## Task to complete
Check each line of the material below for the string "tail", then report how many lines have it, and nothing else.

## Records
★ ★ ★ ★
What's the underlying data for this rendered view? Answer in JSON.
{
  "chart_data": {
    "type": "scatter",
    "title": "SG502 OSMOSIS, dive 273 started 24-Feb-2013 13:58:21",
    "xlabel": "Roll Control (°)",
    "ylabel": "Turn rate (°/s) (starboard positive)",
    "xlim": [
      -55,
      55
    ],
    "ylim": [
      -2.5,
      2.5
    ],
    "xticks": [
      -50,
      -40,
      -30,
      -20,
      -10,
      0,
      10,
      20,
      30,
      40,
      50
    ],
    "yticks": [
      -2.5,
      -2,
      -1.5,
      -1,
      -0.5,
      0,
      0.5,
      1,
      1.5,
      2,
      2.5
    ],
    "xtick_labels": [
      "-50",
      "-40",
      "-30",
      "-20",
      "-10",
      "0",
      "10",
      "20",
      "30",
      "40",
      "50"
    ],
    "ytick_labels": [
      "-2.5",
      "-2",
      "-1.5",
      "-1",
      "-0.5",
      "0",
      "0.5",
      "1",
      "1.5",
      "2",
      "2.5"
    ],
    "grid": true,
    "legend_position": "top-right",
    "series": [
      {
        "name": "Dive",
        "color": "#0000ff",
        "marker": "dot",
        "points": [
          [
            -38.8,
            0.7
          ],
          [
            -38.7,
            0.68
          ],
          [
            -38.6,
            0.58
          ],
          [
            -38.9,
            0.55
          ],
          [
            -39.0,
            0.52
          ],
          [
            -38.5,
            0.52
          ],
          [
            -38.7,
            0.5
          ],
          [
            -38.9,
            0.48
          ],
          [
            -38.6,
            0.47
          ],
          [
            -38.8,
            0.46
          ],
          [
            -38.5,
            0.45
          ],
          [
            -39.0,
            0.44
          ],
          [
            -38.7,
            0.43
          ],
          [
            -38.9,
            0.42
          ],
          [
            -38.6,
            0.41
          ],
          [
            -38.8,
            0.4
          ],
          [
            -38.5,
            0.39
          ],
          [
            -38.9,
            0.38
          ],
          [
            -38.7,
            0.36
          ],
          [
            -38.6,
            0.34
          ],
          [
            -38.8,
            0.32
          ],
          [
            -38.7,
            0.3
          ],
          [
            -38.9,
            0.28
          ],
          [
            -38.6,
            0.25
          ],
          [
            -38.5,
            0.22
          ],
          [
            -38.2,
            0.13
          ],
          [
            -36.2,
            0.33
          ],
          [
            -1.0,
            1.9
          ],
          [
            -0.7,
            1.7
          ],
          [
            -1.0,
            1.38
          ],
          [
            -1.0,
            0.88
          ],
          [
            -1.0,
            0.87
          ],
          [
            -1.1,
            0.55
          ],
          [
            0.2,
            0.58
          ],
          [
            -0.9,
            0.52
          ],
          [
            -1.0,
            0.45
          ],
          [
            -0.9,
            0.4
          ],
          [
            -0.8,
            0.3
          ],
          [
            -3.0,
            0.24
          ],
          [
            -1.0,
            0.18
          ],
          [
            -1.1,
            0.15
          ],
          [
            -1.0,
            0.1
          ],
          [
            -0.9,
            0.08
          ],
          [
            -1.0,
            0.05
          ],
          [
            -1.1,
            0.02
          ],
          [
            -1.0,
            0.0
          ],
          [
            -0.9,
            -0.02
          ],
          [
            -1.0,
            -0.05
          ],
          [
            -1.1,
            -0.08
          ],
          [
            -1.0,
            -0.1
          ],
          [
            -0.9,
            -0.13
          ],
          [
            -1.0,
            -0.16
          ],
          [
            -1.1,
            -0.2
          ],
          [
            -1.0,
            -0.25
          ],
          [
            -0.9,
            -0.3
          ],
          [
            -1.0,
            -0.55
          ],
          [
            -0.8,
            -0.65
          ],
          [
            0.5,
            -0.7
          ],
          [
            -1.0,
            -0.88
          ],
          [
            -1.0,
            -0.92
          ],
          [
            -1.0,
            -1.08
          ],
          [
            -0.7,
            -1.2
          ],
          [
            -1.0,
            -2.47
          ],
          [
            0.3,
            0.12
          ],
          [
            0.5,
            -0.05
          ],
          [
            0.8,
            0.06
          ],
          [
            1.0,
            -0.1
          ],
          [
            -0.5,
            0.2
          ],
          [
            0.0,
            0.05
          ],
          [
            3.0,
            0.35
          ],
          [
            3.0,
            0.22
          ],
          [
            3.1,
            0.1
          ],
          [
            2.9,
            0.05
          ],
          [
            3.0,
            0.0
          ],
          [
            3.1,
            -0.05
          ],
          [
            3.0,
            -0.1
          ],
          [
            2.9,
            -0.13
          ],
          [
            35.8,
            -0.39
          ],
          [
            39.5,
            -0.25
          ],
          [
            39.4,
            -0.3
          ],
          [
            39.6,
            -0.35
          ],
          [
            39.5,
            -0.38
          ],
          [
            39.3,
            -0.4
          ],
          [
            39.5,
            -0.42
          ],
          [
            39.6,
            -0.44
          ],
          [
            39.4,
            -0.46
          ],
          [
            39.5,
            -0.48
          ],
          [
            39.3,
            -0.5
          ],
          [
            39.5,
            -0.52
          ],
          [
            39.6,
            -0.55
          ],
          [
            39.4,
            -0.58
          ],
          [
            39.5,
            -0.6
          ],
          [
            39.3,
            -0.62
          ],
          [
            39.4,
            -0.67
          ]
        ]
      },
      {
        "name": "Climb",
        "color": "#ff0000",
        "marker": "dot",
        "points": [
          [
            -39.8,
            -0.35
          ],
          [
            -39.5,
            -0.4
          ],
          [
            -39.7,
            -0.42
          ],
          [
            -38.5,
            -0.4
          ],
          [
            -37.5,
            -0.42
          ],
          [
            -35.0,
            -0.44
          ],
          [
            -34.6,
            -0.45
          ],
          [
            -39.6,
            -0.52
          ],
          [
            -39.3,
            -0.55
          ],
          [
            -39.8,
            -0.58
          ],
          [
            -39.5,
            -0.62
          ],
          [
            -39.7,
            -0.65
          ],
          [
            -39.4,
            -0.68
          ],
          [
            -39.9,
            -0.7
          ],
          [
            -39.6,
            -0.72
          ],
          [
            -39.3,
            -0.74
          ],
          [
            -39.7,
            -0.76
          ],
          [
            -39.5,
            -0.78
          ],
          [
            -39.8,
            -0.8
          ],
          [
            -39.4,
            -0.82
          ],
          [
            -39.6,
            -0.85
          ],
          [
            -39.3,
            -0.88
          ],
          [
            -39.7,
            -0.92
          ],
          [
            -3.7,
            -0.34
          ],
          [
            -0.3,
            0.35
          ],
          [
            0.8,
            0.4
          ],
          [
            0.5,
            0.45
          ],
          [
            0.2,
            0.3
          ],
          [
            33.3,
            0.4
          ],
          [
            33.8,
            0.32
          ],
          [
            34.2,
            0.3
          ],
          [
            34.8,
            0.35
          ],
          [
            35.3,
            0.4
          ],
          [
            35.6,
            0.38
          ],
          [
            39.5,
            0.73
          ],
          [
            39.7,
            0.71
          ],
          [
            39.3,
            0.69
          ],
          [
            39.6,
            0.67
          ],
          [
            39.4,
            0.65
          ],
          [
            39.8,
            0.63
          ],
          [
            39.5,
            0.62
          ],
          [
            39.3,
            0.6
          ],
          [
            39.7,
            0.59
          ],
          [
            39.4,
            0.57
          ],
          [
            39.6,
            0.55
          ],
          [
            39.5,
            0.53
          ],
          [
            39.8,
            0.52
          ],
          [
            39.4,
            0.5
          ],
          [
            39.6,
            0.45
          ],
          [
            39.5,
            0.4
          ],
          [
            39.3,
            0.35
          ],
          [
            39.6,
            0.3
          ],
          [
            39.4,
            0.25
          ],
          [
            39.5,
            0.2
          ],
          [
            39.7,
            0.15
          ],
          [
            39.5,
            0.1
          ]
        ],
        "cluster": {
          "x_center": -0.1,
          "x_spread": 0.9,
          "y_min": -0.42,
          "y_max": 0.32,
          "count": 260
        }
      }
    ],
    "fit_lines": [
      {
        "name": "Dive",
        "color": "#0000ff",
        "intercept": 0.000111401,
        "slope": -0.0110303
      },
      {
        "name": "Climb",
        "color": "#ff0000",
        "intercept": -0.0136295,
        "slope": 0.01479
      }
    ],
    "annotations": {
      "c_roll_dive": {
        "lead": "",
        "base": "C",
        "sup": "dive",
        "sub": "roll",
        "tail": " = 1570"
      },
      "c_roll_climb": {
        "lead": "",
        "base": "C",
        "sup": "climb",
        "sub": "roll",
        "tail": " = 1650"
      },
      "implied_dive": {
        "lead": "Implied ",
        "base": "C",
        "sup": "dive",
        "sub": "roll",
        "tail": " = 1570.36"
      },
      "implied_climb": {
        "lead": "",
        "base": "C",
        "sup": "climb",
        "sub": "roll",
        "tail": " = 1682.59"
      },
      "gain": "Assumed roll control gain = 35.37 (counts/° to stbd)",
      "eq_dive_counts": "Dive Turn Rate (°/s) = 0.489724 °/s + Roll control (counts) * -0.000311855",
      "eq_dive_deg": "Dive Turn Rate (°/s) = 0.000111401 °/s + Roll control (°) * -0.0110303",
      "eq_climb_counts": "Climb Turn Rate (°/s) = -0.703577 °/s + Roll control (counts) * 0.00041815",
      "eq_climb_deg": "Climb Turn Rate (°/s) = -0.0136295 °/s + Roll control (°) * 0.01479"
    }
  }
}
★ ★ ★ ★
## Task output
4